_GIVEN TASK_. In the entries that follow, count each line containing "mean" and state the total, nothing more.

** START ENTRIES SUPPLIED **

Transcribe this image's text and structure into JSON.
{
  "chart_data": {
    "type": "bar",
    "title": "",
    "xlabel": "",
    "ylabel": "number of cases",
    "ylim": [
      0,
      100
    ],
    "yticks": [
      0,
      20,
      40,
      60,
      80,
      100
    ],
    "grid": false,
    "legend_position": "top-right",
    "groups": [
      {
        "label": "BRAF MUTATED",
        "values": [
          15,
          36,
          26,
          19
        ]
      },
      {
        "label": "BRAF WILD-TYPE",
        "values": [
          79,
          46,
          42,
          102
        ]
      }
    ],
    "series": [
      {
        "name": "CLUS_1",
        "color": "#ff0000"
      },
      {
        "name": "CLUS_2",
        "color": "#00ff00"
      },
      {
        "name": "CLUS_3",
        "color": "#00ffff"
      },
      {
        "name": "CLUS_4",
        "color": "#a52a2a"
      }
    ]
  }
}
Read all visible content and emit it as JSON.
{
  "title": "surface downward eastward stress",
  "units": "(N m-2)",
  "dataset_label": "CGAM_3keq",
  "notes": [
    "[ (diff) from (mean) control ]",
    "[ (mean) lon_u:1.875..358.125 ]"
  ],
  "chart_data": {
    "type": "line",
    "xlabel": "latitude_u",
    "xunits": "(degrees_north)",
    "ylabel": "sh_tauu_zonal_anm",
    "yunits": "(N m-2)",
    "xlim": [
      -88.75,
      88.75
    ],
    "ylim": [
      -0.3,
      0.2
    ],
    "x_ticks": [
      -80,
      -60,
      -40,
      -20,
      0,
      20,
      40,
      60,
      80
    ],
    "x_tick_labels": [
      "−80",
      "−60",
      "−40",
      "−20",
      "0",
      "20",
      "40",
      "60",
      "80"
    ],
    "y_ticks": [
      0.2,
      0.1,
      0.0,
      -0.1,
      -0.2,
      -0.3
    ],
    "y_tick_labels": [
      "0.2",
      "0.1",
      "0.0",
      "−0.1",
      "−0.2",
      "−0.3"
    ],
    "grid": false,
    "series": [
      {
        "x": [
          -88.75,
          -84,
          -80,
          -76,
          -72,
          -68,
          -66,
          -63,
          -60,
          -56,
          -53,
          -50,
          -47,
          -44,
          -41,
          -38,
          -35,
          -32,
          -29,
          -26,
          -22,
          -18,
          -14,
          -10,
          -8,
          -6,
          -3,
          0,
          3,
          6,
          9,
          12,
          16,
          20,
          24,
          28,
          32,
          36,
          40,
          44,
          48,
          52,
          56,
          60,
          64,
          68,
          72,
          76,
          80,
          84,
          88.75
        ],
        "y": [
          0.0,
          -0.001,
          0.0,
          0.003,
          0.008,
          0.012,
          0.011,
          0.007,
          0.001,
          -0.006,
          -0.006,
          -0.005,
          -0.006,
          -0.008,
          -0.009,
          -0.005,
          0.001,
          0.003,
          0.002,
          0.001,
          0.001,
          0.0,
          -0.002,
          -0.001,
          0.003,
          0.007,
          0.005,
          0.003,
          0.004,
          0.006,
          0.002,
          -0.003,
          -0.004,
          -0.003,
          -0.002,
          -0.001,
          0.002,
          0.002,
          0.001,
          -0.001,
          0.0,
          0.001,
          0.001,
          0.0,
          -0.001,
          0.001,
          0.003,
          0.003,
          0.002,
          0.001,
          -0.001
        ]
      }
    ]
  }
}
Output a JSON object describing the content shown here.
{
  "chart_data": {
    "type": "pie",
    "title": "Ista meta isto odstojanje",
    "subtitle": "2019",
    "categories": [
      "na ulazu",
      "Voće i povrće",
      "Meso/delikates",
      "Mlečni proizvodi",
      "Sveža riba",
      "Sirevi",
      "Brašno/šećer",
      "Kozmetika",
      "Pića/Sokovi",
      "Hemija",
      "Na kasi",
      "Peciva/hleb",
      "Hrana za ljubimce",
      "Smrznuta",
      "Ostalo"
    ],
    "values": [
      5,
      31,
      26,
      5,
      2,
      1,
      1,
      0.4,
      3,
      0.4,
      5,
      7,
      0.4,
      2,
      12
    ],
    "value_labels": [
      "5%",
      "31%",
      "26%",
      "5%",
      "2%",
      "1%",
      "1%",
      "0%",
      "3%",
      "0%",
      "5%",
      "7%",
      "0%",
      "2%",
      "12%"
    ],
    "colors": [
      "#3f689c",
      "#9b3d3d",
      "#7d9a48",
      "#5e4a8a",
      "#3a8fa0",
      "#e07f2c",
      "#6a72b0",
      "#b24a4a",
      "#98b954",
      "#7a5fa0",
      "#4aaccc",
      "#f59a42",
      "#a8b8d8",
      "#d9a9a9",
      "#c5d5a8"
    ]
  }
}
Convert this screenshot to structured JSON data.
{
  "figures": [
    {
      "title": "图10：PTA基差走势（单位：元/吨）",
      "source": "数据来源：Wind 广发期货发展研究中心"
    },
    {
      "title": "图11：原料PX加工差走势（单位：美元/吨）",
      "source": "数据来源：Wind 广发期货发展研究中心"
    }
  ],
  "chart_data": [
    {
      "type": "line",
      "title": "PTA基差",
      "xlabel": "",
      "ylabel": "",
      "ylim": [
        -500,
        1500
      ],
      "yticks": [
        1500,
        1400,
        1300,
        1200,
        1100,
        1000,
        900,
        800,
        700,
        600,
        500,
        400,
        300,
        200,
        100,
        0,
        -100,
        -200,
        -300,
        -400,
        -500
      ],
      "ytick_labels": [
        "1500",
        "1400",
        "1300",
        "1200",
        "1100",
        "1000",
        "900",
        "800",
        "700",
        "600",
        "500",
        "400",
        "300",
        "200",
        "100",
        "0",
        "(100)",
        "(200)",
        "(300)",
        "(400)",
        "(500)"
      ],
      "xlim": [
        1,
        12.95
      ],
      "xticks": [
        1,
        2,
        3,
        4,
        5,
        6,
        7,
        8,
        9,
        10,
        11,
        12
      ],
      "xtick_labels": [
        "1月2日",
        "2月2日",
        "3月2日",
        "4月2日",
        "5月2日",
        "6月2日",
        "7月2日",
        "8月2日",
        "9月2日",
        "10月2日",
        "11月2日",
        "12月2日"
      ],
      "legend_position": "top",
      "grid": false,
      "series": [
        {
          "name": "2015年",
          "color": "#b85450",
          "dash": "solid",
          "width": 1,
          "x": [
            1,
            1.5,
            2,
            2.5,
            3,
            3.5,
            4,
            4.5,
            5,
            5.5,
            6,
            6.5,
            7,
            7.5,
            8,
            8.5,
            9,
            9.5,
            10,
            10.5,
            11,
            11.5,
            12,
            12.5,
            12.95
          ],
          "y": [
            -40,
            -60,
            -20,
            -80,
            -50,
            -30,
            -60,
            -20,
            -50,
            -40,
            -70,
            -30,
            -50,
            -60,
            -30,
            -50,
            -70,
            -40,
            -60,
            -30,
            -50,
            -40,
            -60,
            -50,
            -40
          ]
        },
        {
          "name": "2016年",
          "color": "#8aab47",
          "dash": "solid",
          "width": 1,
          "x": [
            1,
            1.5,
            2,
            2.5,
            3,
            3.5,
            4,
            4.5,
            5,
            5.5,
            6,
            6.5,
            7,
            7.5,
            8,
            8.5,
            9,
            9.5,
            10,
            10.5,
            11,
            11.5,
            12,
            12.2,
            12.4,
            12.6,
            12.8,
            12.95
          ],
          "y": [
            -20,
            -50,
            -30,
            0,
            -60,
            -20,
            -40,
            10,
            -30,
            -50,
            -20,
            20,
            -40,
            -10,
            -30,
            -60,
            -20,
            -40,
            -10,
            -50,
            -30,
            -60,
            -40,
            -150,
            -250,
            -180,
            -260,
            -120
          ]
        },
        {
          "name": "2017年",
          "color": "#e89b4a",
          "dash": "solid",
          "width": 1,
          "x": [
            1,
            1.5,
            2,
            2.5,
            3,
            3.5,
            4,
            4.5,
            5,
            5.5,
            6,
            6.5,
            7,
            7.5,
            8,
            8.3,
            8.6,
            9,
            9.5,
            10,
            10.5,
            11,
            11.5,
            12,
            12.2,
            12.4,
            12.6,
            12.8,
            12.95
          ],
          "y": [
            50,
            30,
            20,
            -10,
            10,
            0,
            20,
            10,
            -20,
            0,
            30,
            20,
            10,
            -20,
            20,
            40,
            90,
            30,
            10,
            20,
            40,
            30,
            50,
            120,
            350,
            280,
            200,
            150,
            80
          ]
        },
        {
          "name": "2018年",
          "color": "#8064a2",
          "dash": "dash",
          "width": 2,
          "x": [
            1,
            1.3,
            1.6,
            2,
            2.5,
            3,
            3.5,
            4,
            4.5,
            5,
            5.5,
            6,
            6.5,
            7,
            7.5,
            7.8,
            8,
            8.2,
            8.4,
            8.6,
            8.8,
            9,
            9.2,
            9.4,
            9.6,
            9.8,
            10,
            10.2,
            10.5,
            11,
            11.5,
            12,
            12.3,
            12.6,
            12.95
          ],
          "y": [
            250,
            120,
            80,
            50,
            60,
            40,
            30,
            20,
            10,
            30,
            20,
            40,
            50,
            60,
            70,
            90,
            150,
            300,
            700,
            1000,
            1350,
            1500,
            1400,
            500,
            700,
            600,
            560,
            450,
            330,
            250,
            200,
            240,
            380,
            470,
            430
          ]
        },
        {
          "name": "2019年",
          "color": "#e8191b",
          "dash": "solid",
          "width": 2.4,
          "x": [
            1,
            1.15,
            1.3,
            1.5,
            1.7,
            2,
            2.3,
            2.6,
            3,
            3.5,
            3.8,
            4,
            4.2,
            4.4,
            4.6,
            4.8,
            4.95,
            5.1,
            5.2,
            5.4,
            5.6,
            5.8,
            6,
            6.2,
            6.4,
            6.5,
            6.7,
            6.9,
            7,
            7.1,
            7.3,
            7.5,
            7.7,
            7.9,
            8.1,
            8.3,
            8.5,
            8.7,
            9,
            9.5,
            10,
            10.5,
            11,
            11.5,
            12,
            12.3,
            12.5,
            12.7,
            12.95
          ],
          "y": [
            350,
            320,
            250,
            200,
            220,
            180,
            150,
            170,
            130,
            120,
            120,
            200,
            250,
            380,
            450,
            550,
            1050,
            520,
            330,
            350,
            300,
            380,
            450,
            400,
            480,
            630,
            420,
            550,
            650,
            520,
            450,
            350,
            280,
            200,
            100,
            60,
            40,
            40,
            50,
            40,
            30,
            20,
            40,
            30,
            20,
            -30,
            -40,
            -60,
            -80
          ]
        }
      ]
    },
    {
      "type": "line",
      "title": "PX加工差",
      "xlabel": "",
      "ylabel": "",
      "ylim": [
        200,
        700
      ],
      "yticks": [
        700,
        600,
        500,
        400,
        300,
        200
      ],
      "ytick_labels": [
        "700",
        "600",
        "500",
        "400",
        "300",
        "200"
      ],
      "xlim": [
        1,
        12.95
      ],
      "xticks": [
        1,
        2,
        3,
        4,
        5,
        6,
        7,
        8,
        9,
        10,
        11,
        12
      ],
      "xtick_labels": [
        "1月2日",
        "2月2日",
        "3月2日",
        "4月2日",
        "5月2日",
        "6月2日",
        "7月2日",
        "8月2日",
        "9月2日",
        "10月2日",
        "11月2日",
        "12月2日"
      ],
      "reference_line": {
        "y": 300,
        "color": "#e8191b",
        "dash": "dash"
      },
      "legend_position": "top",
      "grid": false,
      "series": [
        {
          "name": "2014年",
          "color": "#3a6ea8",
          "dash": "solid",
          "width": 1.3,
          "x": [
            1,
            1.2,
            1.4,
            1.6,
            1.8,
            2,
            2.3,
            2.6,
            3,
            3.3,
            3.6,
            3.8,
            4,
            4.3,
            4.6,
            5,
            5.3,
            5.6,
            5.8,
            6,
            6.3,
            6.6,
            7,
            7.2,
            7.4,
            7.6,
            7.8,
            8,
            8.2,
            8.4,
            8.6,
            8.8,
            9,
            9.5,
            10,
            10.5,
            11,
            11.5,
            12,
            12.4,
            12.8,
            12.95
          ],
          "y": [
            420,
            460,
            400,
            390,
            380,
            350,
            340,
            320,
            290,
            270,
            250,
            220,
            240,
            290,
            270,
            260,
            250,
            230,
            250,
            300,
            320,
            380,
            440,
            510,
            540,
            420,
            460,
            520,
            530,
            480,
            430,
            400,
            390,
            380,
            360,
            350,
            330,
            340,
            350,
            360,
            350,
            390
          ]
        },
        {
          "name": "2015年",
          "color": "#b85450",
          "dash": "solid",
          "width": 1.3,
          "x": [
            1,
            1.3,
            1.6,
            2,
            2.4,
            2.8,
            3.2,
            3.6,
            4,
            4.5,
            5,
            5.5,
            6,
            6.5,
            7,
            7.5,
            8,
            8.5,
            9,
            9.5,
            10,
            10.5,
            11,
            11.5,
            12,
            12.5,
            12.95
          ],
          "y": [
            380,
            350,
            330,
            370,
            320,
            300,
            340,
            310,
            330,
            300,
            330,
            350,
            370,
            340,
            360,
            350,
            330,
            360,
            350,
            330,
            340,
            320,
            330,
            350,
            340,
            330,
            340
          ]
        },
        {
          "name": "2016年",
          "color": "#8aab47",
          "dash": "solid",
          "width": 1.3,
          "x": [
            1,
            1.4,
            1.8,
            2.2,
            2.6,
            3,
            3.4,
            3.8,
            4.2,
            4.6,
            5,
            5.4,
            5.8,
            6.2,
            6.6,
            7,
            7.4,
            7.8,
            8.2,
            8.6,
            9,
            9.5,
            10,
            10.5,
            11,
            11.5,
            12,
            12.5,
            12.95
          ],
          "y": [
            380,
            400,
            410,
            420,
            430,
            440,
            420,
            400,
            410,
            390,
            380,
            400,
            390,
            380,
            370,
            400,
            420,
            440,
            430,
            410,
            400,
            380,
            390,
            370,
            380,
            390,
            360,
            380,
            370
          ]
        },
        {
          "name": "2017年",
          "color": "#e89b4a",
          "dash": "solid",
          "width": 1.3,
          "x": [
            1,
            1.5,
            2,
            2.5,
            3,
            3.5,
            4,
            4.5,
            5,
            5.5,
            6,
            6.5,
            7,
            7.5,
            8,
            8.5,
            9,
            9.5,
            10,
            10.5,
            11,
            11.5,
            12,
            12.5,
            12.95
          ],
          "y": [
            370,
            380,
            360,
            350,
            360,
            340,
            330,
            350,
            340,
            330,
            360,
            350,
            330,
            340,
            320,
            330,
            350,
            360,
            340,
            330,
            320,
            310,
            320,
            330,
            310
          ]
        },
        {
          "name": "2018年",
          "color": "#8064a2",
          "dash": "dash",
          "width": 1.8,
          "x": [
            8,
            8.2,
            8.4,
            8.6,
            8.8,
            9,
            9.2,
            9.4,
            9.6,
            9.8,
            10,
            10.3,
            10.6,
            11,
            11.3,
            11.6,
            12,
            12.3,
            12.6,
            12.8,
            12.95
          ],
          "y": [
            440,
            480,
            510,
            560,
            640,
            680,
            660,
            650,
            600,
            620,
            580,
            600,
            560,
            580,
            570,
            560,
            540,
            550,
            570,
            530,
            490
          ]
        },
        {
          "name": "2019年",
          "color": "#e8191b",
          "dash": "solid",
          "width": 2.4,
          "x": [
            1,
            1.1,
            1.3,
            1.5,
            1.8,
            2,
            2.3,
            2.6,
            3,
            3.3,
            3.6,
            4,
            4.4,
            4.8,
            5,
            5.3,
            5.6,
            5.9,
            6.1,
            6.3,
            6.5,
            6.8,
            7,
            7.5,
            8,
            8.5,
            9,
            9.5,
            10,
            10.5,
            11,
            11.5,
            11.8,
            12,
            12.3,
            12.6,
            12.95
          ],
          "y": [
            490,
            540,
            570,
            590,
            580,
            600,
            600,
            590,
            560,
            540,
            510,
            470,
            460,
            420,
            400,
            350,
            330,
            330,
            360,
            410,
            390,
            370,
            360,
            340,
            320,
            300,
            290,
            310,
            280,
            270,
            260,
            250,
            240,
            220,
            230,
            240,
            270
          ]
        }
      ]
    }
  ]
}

** END ENTRIES SUPPLIED **

_ANSWER TO THE EXERCISE_. 2